Single out the lines of the material that contain "Mahavira" and copy them.

-- MATERIAL PROVIDED start --

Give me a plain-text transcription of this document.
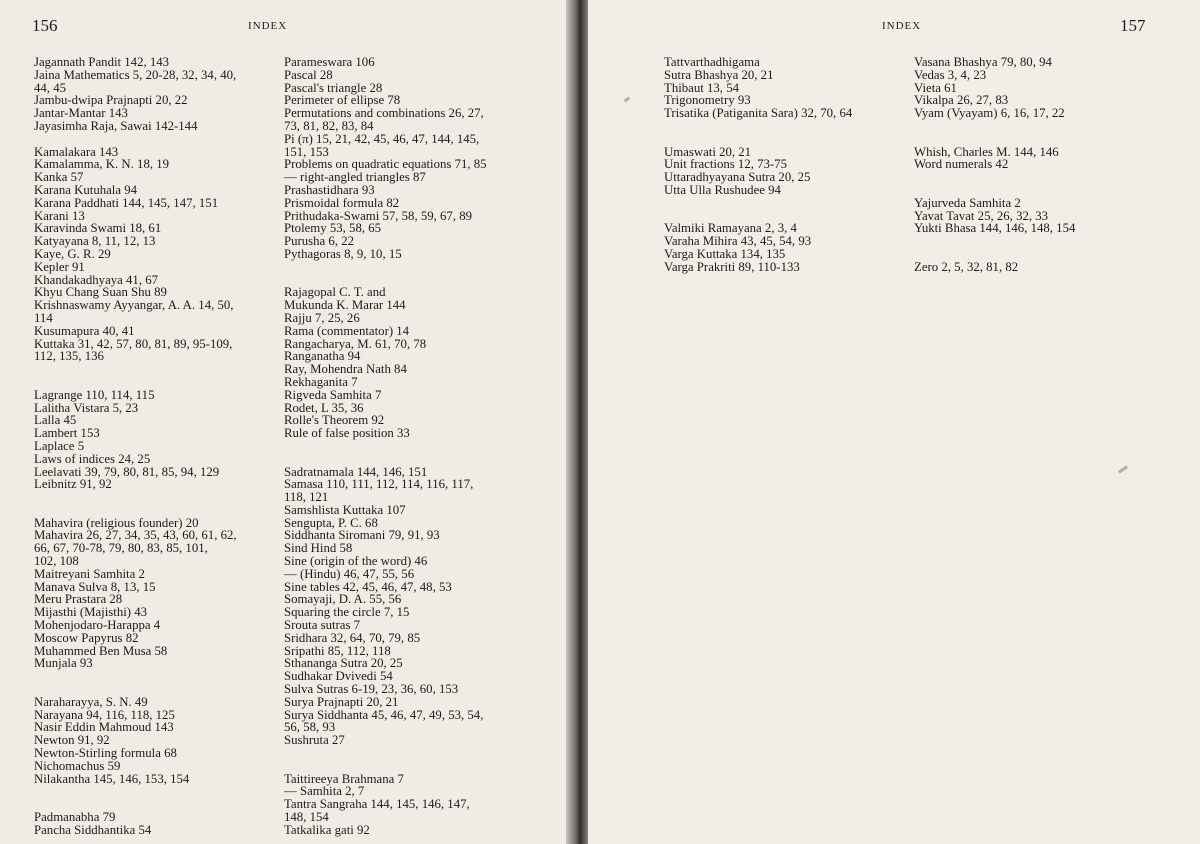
156	INDEX
Jagannath Pandit 142, 143
Jaina Mathematics 5, 20-28, 32, 34, 40,
44, 45
Jambu-dwipa Prajnapti 20, 22
Jantar-Mantar 143
Jayasimha Raja, Sawai 142-144
Kamalakara 143
Kamalamma, K. N. 18, 19
Kanka 57
Karana Kutuhala 94
Karana Paddhati 144, 145, 147, 151
Karani 13
Karavinda Swami 18, 61
Katyayana 8, 11, 12, 13
Kaye, G. R. 29
Kepler 91
Khandakadhyaya 41, 67
Khyu Chang Suan Shu 89
Krishnaswamy Ayyangar, A. A. 14, 50,
114
Kusumapura 40, 41
Kuttaka 31, 42, 57, 80, 81, 89, 95-109,
112, 135, 136
Lagrange 110, 114, 115
Lalitha Vistara 5, 23
Lalla 45
Lambert 153
Laplace 5
Laws of indices 24, 25
Leelavati 39, 79, 80, 81, 85, 94, 129
Leibnitz 91, 92
Mahavira (religious founder) 20
Mahavira 26, 27, 34, 35, 43, 60, 61, 62,
66, 67, 70-78, 79, 80, 83, 85, 101,
102, 108
Maitreyani Samhita 2
Manava Sulva 8, 13, 15
Meru Prastara 28
Mijasthi (Majisthi) 43
Mohenjodaro-Harappa 4
Moscow Papyrus 82
Muhammed Ben Musa 58
Munjala 93
Naraharayya, S. N. 49
Narayana 94, 116, 118, 125
Nasir Eddin Mahmoud 143
Newton 91, 92
Newton-Stirling formula 68
Nichomachus 59
Nilakantha 145, 146, 153, 154
Padmanabha 79
Pancha Siddhantika 54
Parameswara 106
Pascal 28
Pascal's triangle 28
Perimeter of ellipse 78
Permutations and combinations 26, 27,
73, 81, 82, 83, 84
Pi (π) 15, 21, 42, 45, 46, 47, 144, 145,
151, 153
Problems on quadratic equations 71, 85
— right-angled triangles 87
Prashastidhara 93
Prismoidal formula 82
Prithudaka-Swami 57, 58, 59, 67, 89
Ptolemy 53, 58, 65
Purusha 6, 22
Pythagoras 8, 9, 10, 15
Rajagopal C. T. and
Mukunda K. Marar 144
Rajju 7, 25, 26
Rama (commentator) 14
Rangacharya, M. 61, 70, 78
Ranganatha 94
Ray, Mohendra Nath 84
Rekhaganita 7
Rigveda Samhita 7
Rodet, L 35, 36
Rolle's Theorem 92
Rule of false position 33
Sadratnamala 144, 146, 151
Samasa 110, 111, 112, 114, 116, 117,
118, 121
Samshlista Kuttaka 107
Sengupta, P. C. 68
Siddhanta Siromani 79, 91, 93
Sind Hind 58
Sine (origin of the word) 46
— (Hindu) 46, 47, 55, 56
Sine tables 42, 45, 46, 47, 48, 53
Somayaji, D. A. 55, 56
Squaring the circle 7, 15
Srouta sutras 7
Sridhara 32, 64, 70, 79, 85
Sripathi 85, 112, 118
Sthananga Sutra 20, 25
Sudhakar Dvivedi 54
Sulva Sutras 6-19, 23, 36, 60, 153
Surya Prajnapti 20, 21
Surya Siddhanta 45, 46, 47, 49, 53, 54,
56, 58, 93
Sushruta 27
Taittireeya Brahmana 7
— Samhita 2, 7
Tantra Sangraha 144, 145, 146, 147,
148, 154
Tatkalika gati 92
INDEX	157
Tattvarthadhigama
Sutra Bhashya 20, 21
Thibaut 13, 54
Trigonometry 93
Trisatika (Patiganita Sara) 32, 70, 64
Umaswati 20, 21
Unit fractions 12, 73-75
Uttaradhyayana Sutra 20, 25
Utta Ulla Rushudee 94
Valmiki Ramayana 2, 3, 4
Varaha Mihira 43, 45, 54, 93
Varga Kuttaka 134, 135
Varga Prakriti 89, 110-133
Vasana Bhashya 79, 80, 94
Vedas 3, 4, 23
Vieta 61
Vikalpa 26, 27, 83
Vyam (Vyayam) 6, 16, 17, 22
Whish, Charles M. 144, 146
Word numerals 42
Yajurveda Samhita 2
Yavat Tavat 25, 26, 32, 33
Yukti Bhasa 144, 146, 148, 154
Zero 2, 5, 32, 81, 82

-- MATERIAL PROVIDED end --

▸ **THE ANSWER**:
Mahavira (religious founder) 20
Mahavira 26, 27, 34, 35, 43, 60, 61, 62,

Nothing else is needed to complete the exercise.